## What you are asked to do
Every entry should be reproduced precisely, with each picture left out.

## Data listing

----

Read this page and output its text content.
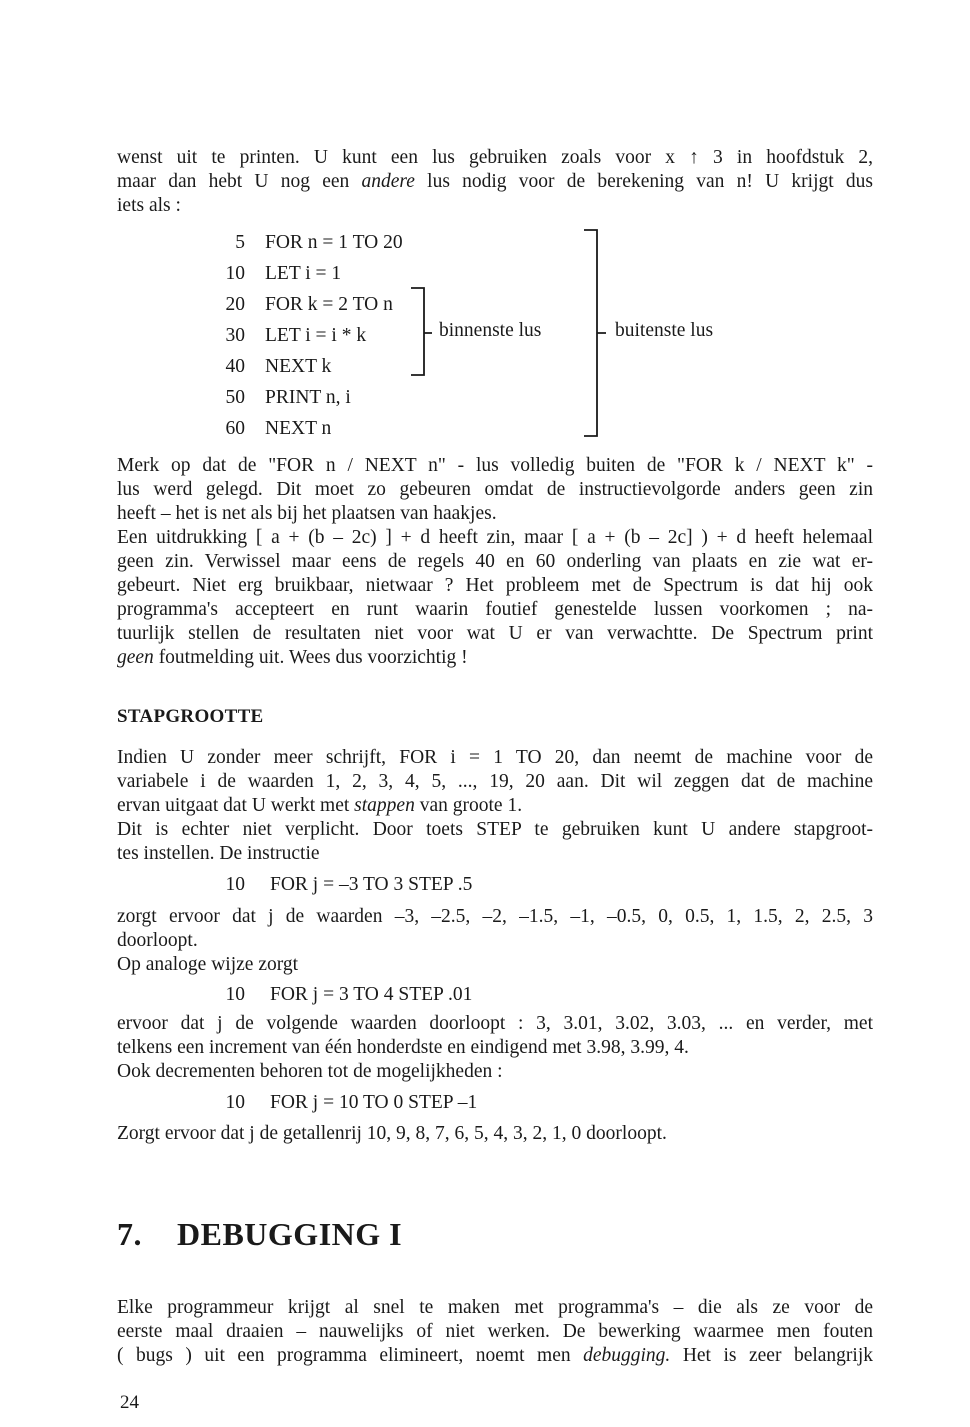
wenst uit te printen. U kunt een lus gebruiken zoals voor x ↑ 3 in hoofdstuk 2,
maar dan hebt U nog een andere lus nodig voor de berekening van n! U krijgt dus
iets als :

5

FOR n = 1 TO 20

10

LET i = 1

20

FOR k = 2 TO n

30

LET i = i * k

40

NEXT k

50

PRINT n, i

60

NEXT n

binnenste lus	buitenste lus
Merk op dat de "FOR n / NEXT n" - lus volledig buiten de "FOR k / NEXT k" -
lus werd gelegd. Dit moet zo gebeuren omdat de instructievolgorde anders geen zin
heeft – het is net als bij het plaatsen van haakjes.
Een uitdrukking [ a + (b – 2c) ] + d heeft zin, maar [ a + (b – 2c] ) + d heeft helemaal
geen zin. Verwissel maar eens de regels 40 en 60 onderling van plaats en zie wat er-
gebeurt. Niet erg bruikbaar, nietwaar ? Het probleem met de Spectrum is dat hij ook
programma's accepteert en runt waarin foutief genestelde lussen voorkomen ; na-
tuurlijk stellen de resultaten niet voor wat U er van verwachtte. De Spectrum print
geen foutmelding uit. Wees dus voorzichtig !
STAPGROOTTE
Indien U zonder meer schrijft, FOR i = 1 TO 20, dan neemt de machine voor de
variabele i de waarden 1, 2, 3, 4, 5, ..., 19, 20 aan. Dit wil zeggen dat de machine
ervan uitgaat dat U werkt met stappen van groote 1.
Dit is echter niet verplicht. Door toets STEP te gebruiken kunt U andere stapgroot-
tes instellen. De instructie

10

FOR j = –3 TO 3 STEP .5

zorgt ervoor dat j de waarden –3, –2.5, –2, –1.5, –1, –0.5, 0, 0.5, 1, 1.5, 2, 2.5, 3
doorloopt.
Op analoge wijze zorgt

10

FOR j = 3 TO 4 STEP .01

ervoor dat j de volgende waarden doorloopt : 3, 3.01, 3.02, 3.03, ... en verder, met
telkens een increment van één honderdste en eindigend met 3.98, 3.99, 4.
Ook decrementen behoren tot de mogelijkheden :

10

FOR j = 10 TO 0 STEP –1

Zorgt ervoor dat j de getallenrij 10, 9, 8, 7, 6, 5, 4, 3, 2, 1, 0 doorloopt.
7. DEBUGGING I
Elke programmeur krijgt al snel te maken met programma's – die als ze voor de
eerste maal draaien – nauwelijks of niet werken. De bewerking waarmee men fouten
( bugs ) uit een programma elimineert, noemt men debugging. Het is zeer belangrijk
24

----

## Written reply
Read this page and output its text content.
wenst uit te printen. U kunt een lus gebruiken zoals voor x ↑ 3 in hoofdstuk 2,
maar dan hebt U nog een andere lus nodig voor de berekening van n! U krijgt dus
iets als :

5

FOR n = 1 TO 20

10

LET i = 1

20

FOR k = 2 TO n

30

LET i = i * k

40

NEXT k

50

PRINT n, i

60

NEXT n

binnenste lus	buitenste lus
Merk op dat de "FOR n / NEXT n" - lus volledig buiten de "FOR k / NEXT k" -
lus werd gelegd. Dit moet zo gebeuren omdat de instructievolgorde anders geen zin
heeft – het is net als bij het plaatsen van haakjes.
Een uitdrukking [ a + (b – 2c) ] + d heeft zin, maar [ a + (b – 2c] ) + d heeft helemaal
geen zin. Verwissel maar eens de regels 40 en 60 onderling van plaats en zie wat er-
gebeurt. Niet erg bruikbaar, nietwaar ? Het probleem met de Spectrum is dat hij ook
programma's accepteert en runt waarin foutief genestelde lussen voorkomen ; na-
tuurlijk stellen de resultaten niet voor wat U er van verwachtte. De Spectrum print
geen foutmelding uit. Wees dus voorzichtig !
STAPGROOTTE
Indien U zonder meer schrijft, FOR i = 1 TO 20, dan neemt de machine voor de
variabele i de waarden 1, 2, 3, 4, 5, ..., 19, 20 aan. Dit wil zeggen dat de machine
ervan uitgaat dat U werkt met stappen van groote 1.
Dit is echter niet verplicht. Door toets STEP te gebruiken kunt U andere stapgroot-
tes instellen. De instructie

10

FOR j = –3 TO 3 STEP .5

zorgt ervoor dat j de waarden –3, –2.5, –2, –1.5, –1, –0.5, 0, 0.5, 1, 1.5, 2, 2.5, 3
doorloopt.
Op analoge wijze zorgt

10

FOR j = 3 TO 4 STEP .01

ervoor dat j de volgende waarden doorloopt : 3, 3.01, 3.02, 3.03, ... en verder, met
telkens een increment van één honderdste en eindigend met 3.98, 3.99, 4.
Ook decrementen behoren tot de mogelijkheden :

10

FOR j = 10 TO 0 STEP –1

Zorgt ervoor dat j de getallenrij 10, 9, 8, 7, 6, 5, 4, 3, 2, 1, 0 doorloopt.
7. DEBUGGING I
Elke programmeur krijgt al snel te maken met programma's – die als ze voor de
eerste maal draaien – nauwelijks of niet werken. De bewerking waarmee men fouten
( bugs ) uit een programma elimineert, noemt men debugging. Het is zeer belangrijk
24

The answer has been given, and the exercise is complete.